### WHAT TO WORK ON
Copy out every line that contains "country".
%%
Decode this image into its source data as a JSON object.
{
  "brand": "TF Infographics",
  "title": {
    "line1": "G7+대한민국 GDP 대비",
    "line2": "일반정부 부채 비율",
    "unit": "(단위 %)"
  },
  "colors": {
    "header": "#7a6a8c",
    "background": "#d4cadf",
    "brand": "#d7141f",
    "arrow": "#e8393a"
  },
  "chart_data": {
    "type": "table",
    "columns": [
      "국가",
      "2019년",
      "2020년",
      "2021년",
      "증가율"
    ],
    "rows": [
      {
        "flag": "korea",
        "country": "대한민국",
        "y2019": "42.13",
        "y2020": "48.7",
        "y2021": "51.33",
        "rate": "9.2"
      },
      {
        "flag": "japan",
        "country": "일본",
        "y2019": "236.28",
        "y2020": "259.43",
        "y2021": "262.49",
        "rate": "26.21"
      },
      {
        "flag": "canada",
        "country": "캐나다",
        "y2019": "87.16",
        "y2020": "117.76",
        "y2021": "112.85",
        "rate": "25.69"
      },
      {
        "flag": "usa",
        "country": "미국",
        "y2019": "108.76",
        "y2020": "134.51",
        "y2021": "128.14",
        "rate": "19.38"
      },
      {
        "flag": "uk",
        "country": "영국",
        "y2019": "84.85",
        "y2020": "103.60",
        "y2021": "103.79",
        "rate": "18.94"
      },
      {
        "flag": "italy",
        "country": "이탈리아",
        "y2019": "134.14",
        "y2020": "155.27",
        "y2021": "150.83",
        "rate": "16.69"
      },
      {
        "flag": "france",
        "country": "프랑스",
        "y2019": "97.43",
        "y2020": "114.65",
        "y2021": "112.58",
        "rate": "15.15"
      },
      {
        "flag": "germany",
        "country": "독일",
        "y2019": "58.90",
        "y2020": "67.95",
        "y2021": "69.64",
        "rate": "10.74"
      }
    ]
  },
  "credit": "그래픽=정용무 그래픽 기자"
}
%%
### THE RESULT
        "country": "대한민국",
        "country": "일본",
        "country": "캐나다",
        "country": "미국",
        "country": "영국",
        "country": "이탈리아",
        "country": "프랑스",
        "country": "독일",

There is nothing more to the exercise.